## TASK TO COMPLETE
Return each entry exactly, with none missing.

——

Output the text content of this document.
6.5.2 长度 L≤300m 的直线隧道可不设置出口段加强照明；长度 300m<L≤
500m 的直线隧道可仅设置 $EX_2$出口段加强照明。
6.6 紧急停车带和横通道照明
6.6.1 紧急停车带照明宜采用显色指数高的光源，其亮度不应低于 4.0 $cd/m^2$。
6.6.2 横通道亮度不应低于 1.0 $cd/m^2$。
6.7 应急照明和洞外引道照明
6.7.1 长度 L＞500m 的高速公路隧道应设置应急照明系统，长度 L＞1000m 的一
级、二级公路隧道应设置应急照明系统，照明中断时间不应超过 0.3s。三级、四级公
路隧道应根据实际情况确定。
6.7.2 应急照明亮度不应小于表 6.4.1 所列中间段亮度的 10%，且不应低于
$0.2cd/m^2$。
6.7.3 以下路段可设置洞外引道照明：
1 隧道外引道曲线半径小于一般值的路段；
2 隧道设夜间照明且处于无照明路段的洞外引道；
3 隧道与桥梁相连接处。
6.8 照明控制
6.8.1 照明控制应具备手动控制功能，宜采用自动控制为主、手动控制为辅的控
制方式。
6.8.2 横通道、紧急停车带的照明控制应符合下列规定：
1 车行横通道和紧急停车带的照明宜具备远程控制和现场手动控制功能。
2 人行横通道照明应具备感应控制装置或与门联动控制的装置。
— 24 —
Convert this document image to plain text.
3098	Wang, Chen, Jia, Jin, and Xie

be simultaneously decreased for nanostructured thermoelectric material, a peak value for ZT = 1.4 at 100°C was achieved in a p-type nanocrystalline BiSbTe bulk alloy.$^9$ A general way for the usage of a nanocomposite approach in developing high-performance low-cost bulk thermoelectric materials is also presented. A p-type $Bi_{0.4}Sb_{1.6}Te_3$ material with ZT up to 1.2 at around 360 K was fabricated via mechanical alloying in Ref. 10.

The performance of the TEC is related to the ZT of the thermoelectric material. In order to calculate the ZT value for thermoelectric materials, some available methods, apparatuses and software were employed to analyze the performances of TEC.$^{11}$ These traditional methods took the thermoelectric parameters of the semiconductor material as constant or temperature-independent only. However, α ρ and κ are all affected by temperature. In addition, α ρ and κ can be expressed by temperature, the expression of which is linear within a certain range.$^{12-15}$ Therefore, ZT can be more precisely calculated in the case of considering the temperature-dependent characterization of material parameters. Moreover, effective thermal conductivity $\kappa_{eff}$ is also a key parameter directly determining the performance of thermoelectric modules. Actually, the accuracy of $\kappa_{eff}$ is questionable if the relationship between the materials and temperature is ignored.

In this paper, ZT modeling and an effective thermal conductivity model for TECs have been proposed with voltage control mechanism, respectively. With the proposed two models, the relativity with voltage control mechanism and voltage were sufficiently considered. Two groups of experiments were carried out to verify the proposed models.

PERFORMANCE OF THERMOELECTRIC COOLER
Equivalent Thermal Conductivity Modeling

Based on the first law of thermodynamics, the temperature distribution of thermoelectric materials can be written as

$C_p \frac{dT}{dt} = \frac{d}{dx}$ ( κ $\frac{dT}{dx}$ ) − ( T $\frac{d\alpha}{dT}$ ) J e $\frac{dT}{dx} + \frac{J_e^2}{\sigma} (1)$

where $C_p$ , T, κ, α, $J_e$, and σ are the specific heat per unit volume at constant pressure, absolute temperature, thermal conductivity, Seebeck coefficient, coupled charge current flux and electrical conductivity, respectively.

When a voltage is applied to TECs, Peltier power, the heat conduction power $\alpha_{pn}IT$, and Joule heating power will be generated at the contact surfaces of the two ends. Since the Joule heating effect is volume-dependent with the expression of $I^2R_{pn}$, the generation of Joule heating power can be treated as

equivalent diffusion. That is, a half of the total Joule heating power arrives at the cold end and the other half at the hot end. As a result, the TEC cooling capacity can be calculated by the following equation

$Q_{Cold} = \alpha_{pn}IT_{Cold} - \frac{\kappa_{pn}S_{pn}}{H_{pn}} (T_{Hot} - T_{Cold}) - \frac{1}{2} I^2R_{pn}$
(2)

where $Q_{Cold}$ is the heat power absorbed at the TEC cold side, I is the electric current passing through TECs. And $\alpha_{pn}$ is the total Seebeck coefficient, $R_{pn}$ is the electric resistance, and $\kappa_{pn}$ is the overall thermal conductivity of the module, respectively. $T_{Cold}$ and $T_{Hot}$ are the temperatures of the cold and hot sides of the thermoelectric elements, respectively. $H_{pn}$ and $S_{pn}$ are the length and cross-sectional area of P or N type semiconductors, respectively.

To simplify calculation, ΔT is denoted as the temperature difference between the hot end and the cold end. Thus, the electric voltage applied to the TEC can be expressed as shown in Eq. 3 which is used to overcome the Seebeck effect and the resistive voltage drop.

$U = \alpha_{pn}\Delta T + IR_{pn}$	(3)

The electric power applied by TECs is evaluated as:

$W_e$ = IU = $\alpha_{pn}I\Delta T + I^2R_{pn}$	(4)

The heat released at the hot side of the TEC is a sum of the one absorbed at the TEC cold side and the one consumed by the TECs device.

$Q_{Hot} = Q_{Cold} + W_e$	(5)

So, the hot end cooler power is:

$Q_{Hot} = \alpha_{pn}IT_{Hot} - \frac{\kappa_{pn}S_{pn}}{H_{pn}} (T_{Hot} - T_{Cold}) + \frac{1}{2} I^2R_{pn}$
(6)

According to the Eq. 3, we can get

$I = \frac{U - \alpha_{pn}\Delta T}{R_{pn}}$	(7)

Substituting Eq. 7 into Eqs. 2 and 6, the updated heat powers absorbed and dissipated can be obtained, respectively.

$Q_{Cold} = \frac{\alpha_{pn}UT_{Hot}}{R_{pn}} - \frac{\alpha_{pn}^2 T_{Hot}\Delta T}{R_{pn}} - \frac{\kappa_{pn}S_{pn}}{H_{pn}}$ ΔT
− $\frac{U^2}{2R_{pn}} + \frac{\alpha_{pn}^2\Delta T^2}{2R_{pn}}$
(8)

——

## FULL OUTPUT
Output the text content of this document.
6.5.2 长度 L≤300m 的直线隧道可不设置出口段加强照明；长度 300m<L≤
500m 的直线隧道可仅设置 $EX_2$出口段加强照明。
6.6 紧急停车带和横通道照明
6.6.1 紧急停车带照明宜采用显色指数高的光源，其亮度不应低于 4.0 $cd/m^2$。
6.6.2 横通道亮度不应低于 1.0 $cd/m^2$。
6.7 应急照明和洞外引道照明
6.7.1 长度 L＞500m 的高速公路隧道应设置应急照明系统，长度 L＞1000m 的一
级、二级公路隧道应设置应急照明系统，照明中断时间不应超过 0.3s。三级、四级公
路隧道应根据实际情况确定。
6.7.2 应急照明亮度不应小于表 6.4.1 所列中间段亮度的 10%，且不应低于
$0.2cd/m^2$。
6.7.3 以下路段可设置洞外引道照明：
1 隧道外引道曲线半径小于一般值的路段；
2 隧道设夜间照明且处于无照明路段的洞外引道；
3 隧道与桥梁相连接处。
6.8 照明控制
6.8.1 照明控制应具备手动控制功能，宜采用自动控制为主、手动控制为辅的控
制方式。
6.8.2 横通道、紧急停车带的照明控制应符合下列规定：
1 车行横通道和紧急停车带的照明宜具备远程控制和现场手动控制功能。
2 人行横通道照明应具备感应控制装置或与门联动控制的装置。
— 24 —
Convert this document image to plain text.
3098	Wang, Chen, Jia, Jin, and Xie

be simultaneously decreased for nanostructured thermoelectric material, a peak value for ZT = 1.4 at 100°C was achieved in a p-type nanocrystalline BiSbTe bulk alloy.$^9$ A general way for the usage of a nanocomposite approach in developing high-performance low-cost bulk thermoelectric materials is also presented. A p-type $Bi_{0.4}Sb_{1.6}Te_3$ material with ZT up to 1.2 at around 360 K was fabricated via mechanical alloying in Ref. 10.

The performance of the TEC is related to the ZT of the thermoelectric material. In order to calculate the ZT value for thermoelectric materials, some available methods, apparatuses and software were employed to analyze the performances of TEC.$^{11}$ These traditional methods took the thermoelectric parameters of the semiconductor material as constant or temperature-independent only. However, α ρ and κ are all affected by temperature. In addition, α ρ and κ can be expressed by temperature, the expression of which is linear within a certain range.$^{12-15}$ Therefore, ZT can be more precisely calculated in the case of considering the temperature-dependent characterization of material parameters. Moreover, effective thermal conductivity $\kappa_{eff}$ is also a key parameter directly determining the performance of thermoelectric modules. Actually, the accuracy of $\kappa_{eff}$ is questionable if the relationship between the materials and temperature is ignored.

In this paper, ZT modeling and an effective thermal conductivity model for TECs have been proposed with voltage control mechanism, respectively. With the proposed two models, the relativity with voltage control mechanism and voltage were sufficiently considered. Two groups of experiments were carried out to verify the proposed models.

PERFORMANCE OF THERMOELECTRIC COOLER
Equivalent Thermal Conductivity Modeling

Based on the first law of thermodynamics, the temperature distribution of thermoelectric materials can be written as

$C_p \frac{dT}{dt} = \frac{d}{dx}$ ( κ $\frac{dT}{dx}$ ) − ( T $\frac{d\alpha}{dT}$ ) J e $\frac{dT}{dx} + \frac{J_e^2}{\sigma} (1)$

where $C_p$ , T, κ, α, $J_e$, and σ are the specific heat per unit volume at constant pressure, absolute temperature, thermal conductivity, Seebeck coefficient, coupled charge current flux and electrical conductivity, respectively.

When a voltage is applied to TECs, Peltier power, the heat conduction power $\alpha_{pn}IT$, and Joule heating power will be generated at the contact surfaces of the two ends. Since the Joule heating effect is volume-dependent with the expression of $I^2R_{pn}$, the generation of Joule heating power can be treated as

equivalent diffusion. That is, a half of the total Joule heating power arrives at the cold end and the other half at the hot end. As a result, the TEC cooling capacity can be calculated by the following equation

$Q_{Cold} = \alpha_{pn}IT_{Cold} - \frac{\kappa_{pn}S_{pn}}{H_{pn}} (T_{Hot} - T_{Cold}) - \frac{1}{2} I^2R_{pn}$
(2)

where $Q_{Cold}$ is the heat power absorbed at the TEC cold side, I is the electric current passing through TECs. And $\alpha_{pn}$ is the total Seebeck coefficient, $R_{pn}$ is the electric resistance, and $\kappa_{pn}$ is the overall thermal conductivity of the module, respectively. $T_{Cold}$ and $T_{Hot}$ are the temperatures of the cold and hot sides of the thermoelectric elements, respectively. $H_{pn}$ and $S_{pn}$ are the length and cross-sectional area of P or N type semiconductors, respectively.

To simplify calculation, ΔT is denoted as the temperature difference between the hot end and the cold end. Thus, the electric voltage applied to the TEC can be expressed as shown in Eq. 3 which is used to overcome the Seebeck effect and the resistive voltage drop.

$U = \alpha_{pn}\Delta T + IR_{pn}$	(3)

The electric power applied by TECs is evaluated as:

$W_e$ = IU = $\alpha_{pn}I\Delta T + I^2R_{pn}$	(4)

The heat released at the hot side of the TEC is a sum of the one absorbed at the TEC cold side and the one consumed by the TECs device.

$Q_{Hot} = Q_{Cold} + W_e$	(5)

So, the hot end cooler power is:

$Q_{Hot} = \alpha_{pn}IT_{Hot} - \frac{\kappa_{pn}S_{pn}}{H_{pn}} (T_{Hot} - T_{Cold}) + \frac{1}{2} I^2R_{pn}$
(6)

According to the Eq. 3, we can get

$I = \frac{U - \alpha_{pn}\Delta T}{R_{pn}}$	(7)

Substituting Eq. 7 into Eqs. 2 and 6, the updated heat powers absorbed and dissipated can be obtained, respectively.

$Q_{Cold} = \frac{\alpha_{pn}UT_{Hot}}{R_{pn}} - \frac{\alpha_{pn}^2 T_{Hot}\Delta T}{R_{pn}} - \frac{\kappa_{pn}S_{pn}}{H_{pn}}$ ΔT
− $\frac{U^2}{2R_{pn}} + \frac{\alpha_{pn}^2\Delta T^2}{2R_{pn}}$
(8)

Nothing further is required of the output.